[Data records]
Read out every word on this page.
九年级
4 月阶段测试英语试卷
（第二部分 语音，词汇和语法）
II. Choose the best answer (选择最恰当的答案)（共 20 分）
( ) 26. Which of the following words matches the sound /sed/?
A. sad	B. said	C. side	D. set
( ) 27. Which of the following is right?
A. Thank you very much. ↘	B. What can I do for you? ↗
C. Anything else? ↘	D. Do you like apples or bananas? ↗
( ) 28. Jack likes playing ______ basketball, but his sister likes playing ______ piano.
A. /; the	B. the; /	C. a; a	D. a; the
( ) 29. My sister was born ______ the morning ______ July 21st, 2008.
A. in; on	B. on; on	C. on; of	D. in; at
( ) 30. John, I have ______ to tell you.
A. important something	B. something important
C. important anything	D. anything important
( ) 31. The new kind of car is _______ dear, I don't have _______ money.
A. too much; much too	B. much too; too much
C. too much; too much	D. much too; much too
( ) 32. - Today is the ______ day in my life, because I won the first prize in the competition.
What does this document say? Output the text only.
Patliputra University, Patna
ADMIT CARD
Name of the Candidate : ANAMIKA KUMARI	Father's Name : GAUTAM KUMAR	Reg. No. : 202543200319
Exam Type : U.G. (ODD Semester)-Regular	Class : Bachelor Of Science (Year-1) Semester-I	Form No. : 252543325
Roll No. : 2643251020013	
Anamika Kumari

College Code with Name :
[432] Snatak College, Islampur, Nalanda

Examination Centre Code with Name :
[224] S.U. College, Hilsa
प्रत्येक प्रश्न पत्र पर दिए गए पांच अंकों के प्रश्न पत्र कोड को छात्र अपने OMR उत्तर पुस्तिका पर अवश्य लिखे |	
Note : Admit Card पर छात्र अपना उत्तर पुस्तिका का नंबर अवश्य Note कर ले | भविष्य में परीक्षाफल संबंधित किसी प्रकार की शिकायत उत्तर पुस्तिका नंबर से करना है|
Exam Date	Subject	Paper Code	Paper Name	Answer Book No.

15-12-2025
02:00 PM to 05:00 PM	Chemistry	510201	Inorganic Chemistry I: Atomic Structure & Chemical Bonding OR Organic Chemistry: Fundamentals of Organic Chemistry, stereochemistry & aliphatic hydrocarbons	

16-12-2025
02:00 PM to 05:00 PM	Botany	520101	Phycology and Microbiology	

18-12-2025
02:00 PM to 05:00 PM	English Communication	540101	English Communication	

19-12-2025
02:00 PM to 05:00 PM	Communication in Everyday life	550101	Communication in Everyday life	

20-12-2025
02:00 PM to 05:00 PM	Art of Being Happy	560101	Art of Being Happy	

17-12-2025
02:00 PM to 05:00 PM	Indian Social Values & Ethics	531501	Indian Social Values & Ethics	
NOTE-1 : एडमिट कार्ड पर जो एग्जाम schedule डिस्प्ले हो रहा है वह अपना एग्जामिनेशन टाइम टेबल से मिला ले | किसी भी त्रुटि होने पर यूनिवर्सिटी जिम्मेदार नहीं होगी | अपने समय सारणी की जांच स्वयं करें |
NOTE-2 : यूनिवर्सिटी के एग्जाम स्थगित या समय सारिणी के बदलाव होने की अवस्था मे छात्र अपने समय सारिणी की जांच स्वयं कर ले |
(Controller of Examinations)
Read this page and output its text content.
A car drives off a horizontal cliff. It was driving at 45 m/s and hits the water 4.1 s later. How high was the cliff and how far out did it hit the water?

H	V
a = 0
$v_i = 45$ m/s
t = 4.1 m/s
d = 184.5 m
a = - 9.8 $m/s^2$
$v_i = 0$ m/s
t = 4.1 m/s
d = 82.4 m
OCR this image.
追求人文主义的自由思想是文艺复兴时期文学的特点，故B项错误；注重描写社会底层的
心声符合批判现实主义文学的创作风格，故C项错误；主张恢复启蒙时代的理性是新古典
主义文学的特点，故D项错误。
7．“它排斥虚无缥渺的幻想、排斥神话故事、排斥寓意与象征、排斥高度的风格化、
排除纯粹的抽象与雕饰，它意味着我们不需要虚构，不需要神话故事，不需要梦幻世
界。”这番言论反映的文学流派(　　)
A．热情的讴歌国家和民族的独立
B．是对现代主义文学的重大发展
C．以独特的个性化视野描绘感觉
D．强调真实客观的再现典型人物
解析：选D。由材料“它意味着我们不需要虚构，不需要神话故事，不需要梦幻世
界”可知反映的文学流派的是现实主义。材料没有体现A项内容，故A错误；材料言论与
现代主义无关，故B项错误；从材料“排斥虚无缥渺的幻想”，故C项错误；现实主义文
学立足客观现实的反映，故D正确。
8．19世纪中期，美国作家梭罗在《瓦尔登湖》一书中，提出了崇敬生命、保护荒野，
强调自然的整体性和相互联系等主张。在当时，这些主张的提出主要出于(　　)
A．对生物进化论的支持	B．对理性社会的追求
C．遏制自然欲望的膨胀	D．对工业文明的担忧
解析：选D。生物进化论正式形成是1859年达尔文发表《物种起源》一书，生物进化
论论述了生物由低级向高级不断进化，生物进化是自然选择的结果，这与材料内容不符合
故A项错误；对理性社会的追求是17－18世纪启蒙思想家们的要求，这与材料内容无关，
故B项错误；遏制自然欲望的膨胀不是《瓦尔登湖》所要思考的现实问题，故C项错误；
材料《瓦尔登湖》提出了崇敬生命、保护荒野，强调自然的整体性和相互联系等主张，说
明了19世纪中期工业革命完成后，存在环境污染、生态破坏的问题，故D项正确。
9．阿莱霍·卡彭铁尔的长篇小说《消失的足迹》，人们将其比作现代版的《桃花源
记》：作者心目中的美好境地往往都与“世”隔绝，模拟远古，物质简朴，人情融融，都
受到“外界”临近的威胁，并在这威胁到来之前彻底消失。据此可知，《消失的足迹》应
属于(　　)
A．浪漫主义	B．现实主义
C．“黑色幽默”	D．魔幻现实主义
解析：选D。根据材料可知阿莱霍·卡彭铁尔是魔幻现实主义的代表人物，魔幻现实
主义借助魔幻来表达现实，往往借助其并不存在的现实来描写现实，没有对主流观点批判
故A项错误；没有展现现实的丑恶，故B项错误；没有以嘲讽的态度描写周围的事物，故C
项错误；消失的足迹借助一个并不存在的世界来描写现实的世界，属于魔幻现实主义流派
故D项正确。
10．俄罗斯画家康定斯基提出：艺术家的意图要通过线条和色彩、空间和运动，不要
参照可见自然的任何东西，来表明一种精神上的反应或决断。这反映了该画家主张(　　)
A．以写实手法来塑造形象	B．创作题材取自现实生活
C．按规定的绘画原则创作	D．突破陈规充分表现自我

» WHAT YOU SHOULD DO
Every line in the data that holds "Read" should be copied out.

» RESPONSE
Read out every word on this page.
Read this page and output its text content.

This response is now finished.